_Yapılacaklar_:
**1)** Alıntıda sözü geçen üçlünün öğelerini sırayla yaz.
**2)** Girdiler arasından "tick" dizesini barındıran her satırı süzüp aynen aktar. Büyük-küçük harf ayrımı dikkate alınacak.
===== Sayfa alıntısı =====
Buradaki düşünsel faaliyet, politik değil, kişisel bir ihtiyacın ürünüdür.
Kaypakkaya ve Kıvılcımlı geleneğinin Birikim’i olan, olmak isteyen TP,
Birikim dergisinin Devyol’a ve Cephe geleneğine yaptığını ilgili
geleneklere yapma niyetindedir.
Kürt,
İslam ve devrimci şiddet üçlüsünde tarif ettiği üçgenin merkezi kendisi, kendi
öznel-bireysel varlığıdır. 12. sayıdaki tablodan sonra yeni öznel savunma
barikatı örülmüş gibidir. 96’daki tabloda çizilen x-y koordinatında
matematiksel olarak koordinatların kesişimi boş kümedir. Boşluktan, ilahi bir
düzlemden her şeyi kendince tasnif eden TP denilen öznenin pratiğe karşı
kendini korumak için ördüğü duvar, yeni dönem uyarınca berkitilmek
istenmektedir.
===== Verilen veriler =====
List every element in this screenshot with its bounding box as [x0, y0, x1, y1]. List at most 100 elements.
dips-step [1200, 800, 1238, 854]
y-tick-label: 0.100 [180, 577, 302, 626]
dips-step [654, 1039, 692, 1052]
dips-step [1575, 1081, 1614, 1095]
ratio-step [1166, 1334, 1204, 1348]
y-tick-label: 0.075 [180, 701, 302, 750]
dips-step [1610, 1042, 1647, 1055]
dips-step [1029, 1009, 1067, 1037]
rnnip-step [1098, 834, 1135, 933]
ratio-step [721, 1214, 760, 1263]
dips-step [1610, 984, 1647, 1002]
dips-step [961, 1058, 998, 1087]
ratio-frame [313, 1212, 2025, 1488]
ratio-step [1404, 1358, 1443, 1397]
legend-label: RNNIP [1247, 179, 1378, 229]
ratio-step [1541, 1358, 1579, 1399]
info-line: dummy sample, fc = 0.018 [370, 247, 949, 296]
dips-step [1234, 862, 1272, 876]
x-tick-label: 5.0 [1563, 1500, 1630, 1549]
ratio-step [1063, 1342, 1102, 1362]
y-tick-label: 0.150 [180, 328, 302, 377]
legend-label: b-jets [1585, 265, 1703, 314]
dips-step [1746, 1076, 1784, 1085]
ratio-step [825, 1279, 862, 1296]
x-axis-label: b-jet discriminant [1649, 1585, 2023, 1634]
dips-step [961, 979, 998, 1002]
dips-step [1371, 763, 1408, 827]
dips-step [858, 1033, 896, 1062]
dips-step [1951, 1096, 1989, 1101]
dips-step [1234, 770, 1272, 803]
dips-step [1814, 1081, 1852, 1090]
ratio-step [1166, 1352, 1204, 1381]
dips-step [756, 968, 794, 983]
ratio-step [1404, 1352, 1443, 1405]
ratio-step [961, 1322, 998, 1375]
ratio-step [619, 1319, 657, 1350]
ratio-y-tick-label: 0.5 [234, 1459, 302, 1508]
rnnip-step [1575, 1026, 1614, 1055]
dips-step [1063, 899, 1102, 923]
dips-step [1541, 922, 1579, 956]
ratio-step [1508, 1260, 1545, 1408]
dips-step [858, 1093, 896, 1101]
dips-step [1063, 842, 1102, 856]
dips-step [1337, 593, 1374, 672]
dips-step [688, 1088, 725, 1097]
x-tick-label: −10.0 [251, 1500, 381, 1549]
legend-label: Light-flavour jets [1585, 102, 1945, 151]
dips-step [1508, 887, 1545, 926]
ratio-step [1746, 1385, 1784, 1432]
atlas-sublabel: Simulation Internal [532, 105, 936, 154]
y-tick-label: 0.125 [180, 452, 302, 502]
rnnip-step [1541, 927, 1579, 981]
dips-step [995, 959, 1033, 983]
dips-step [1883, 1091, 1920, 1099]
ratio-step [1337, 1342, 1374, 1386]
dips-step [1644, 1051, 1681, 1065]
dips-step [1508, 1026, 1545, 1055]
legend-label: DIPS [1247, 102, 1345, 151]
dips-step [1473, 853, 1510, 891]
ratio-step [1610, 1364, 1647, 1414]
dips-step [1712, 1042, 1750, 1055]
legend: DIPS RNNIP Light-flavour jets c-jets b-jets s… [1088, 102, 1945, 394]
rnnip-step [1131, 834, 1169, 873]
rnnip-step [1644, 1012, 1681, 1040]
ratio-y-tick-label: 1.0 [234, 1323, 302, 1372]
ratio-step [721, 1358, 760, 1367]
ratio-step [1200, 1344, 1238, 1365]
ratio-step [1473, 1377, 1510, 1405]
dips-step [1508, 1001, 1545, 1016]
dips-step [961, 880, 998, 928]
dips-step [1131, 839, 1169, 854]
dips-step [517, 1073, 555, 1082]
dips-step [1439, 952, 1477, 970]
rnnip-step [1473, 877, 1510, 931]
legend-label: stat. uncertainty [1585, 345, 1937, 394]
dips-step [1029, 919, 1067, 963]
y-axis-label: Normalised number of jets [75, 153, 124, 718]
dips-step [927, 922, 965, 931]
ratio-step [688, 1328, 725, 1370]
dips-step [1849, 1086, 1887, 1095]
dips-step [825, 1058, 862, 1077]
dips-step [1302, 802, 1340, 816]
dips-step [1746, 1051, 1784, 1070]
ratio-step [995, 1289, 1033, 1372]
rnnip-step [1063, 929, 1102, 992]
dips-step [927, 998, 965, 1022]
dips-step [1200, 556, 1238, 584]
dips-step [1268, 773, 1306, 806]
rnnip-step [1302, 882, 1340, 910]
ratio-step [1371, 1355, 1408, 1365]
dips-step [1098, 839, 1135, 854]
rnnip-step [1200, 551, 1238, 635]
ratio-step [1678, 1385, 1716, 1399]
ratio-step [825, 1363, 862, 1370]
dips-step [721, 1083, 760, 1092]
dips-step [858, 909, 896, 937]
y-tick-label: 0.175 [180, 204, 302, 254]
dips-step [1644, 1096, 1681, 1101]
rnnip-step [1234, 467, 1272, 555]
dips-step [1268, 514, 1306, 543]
=====
_Çıktılar_:
**1)**
Kürt
İslam
devrimci şiddet

**2)**
y-tick-label: 0.100 [180, 577, 302, 626]
y-tick-label: 0.075 [180, 701, 302, 750]
x-tick-label: 5.0 [1563, 1500, 1630, 1549]
y-tick-label: 0.150 [180, 328, 302, 377]
ratio-y-tick-label: 0.5 [234, 1459, 302, 1508]
x-tick-label: −10.0 [251, 1500, 381, 1549]
y-tick-label: 0.125 [180, 452, 302, 502]
ratio-y-tick-label: 1.0 [234, 1323, 302, 1372]
y-tick-label: 0.175 [180, 204, 302, 254]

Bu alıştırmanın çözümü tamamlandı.